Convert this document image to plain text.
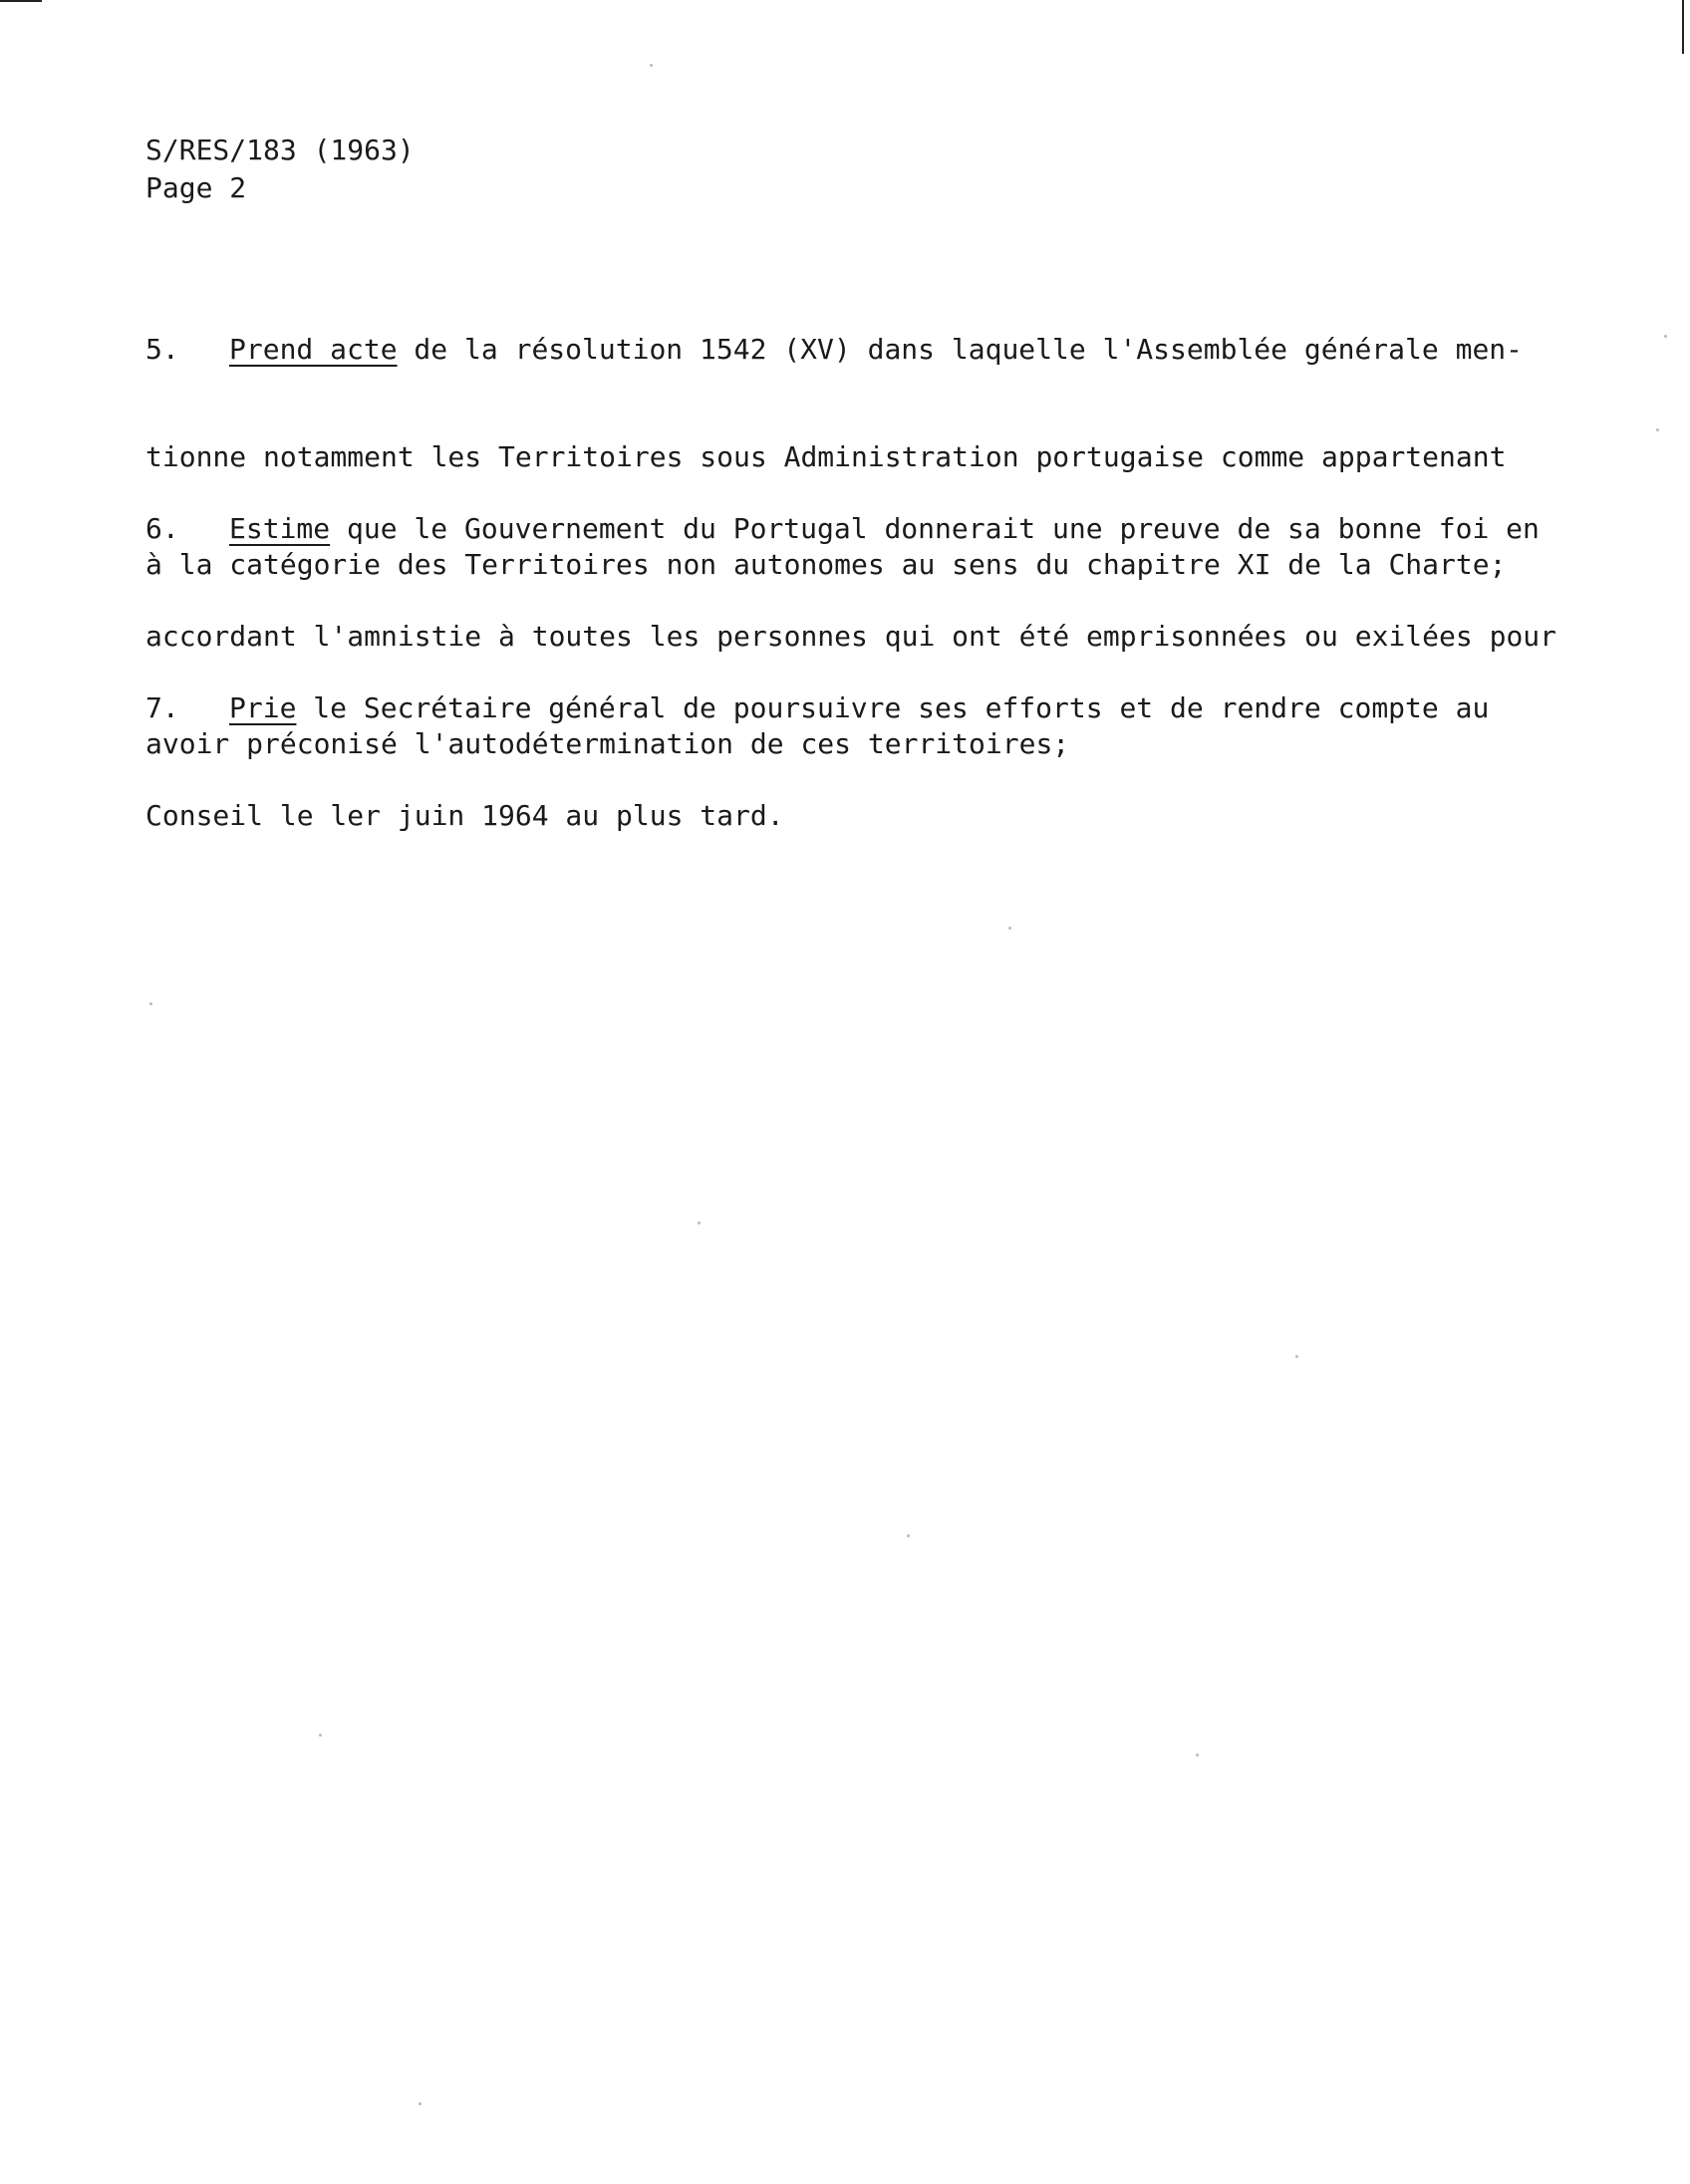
S/RES/183 (1963)
Page 2

5. Prend acte de la résolution 1542 (XV) dans laquelle l'Assemblée générale men-

tionne notamment les Territoires sous Administration portugaise comme appartenant

à la catégorie des Territoires non autonomes au sens du chapitre XI de la Charte;

6. Estime que le Gouvernement du Portugal donnerait une preuve de sa bonne foi en

accordant l'amnistie à toutes les personnes qui ont été emprisonnées ou exilées pour

avoir préconisé l'autodétermination de ces territoires;

7. Prie le Secrétaire général de poursuivre ses efforts et de rendre compte au

Conseil le ler juin 1964 au plus tard.
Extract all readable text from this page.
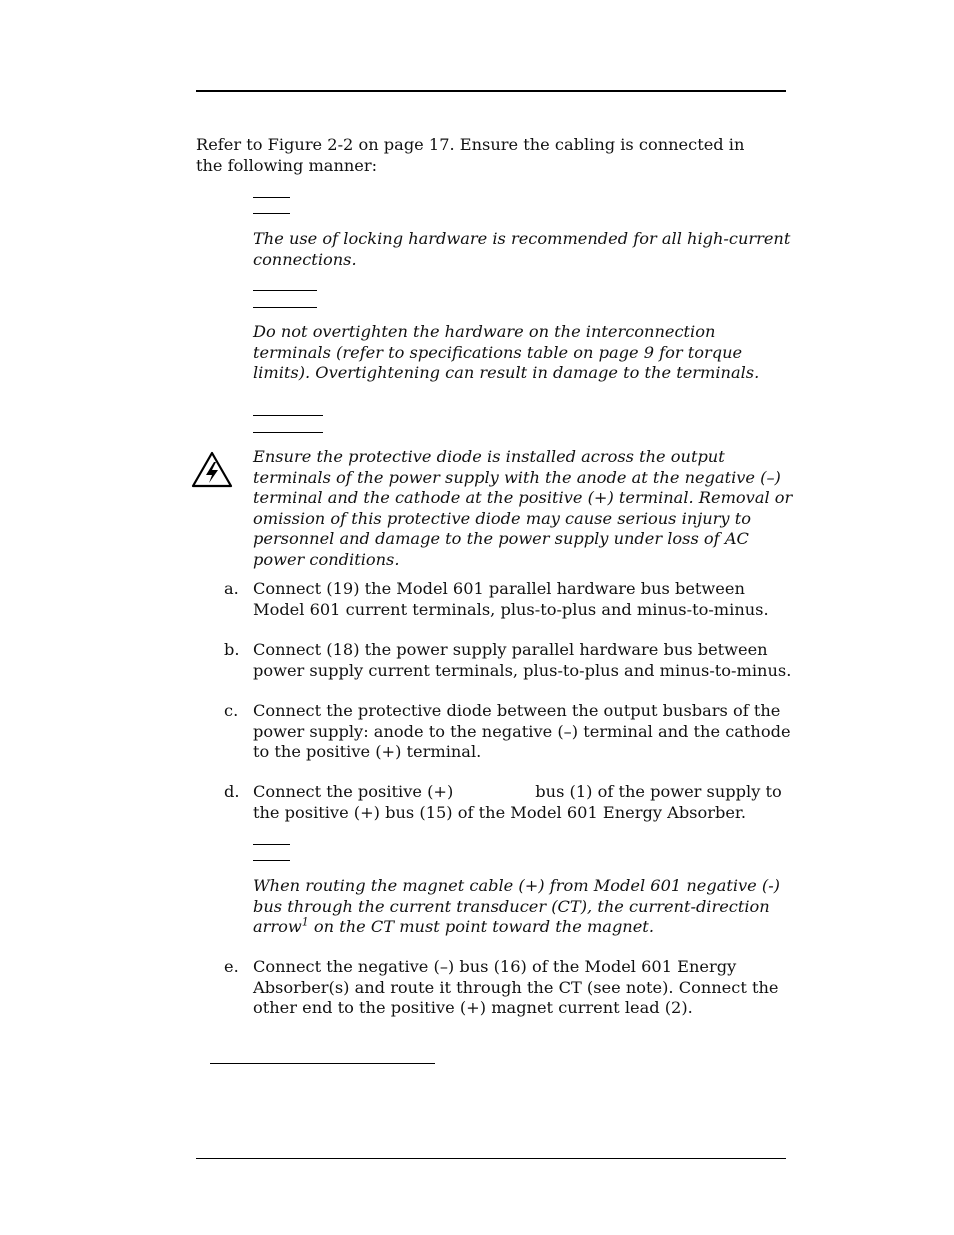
Refer to Figure 2-2 on page 17. Ensure the cabling is connected in the following manner:
The use of locking hardware is recommended for all high-current connections.
Do not overtighten the hardware on the interconnection terminals (refer to specifications table on page 9 for torque limits). Overtightening can result in damage to the terminals.
Ensure the protective diode is installed across the output terminals of the power supply with the anode at the negative (–) terminal and the cathode at the positive (+) terminal. Removal or omission of this protective diode may cause serious injury to personnel and damage to the power supply under loss of AC power conditions.
a. Connect (19) the Model 601 parallel hardware bus between Model 601 current terminals, plus-to-plus and minus-to-minus.
b. Connect (18) the power supply parallel hardware bus between power supply current terminals, plus-to-plus and minus-to-minus.
c. Connect the protective diode between the output busbars of the power supply: anode to the negative (–) terminal and the cathode to the positive (+) terminal.
d. Connect the positive (+)	bus (1) of the power supply to the positive (+) bus (15) of the Model 601 Energy Absorber.
When routing the magnet cable (+) from Model 601 negative (-) bus through the current transducer (CT), the current-direction arrow$^1$ on the CT must point toward the magnet.
e. Connect the negative (–) bus (16) of the Model 601 Energy Absorber(s) and route it through the CT (see note). Connect the other end to the positive (+) magnet current lead (2).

## AIM OF THE EXERCISE
Copy every line that includes the string "damage" from the material above.

## RESPONSE TO THE EXERCISE
Do not overtighten the hardware on the interconnection terminals (refer to specifications table on page 9 for torque limits). Overtightening can result in damage to the terminals.
Ensure the protective diode is installed across the output terminals of the power supply with the anode at the negative (–) terminal and the cathode at the positive (+) terminal. Removal or omission of this protective diode may cause serious injury to personnel and damage to the power supply under loss of AC power conditions.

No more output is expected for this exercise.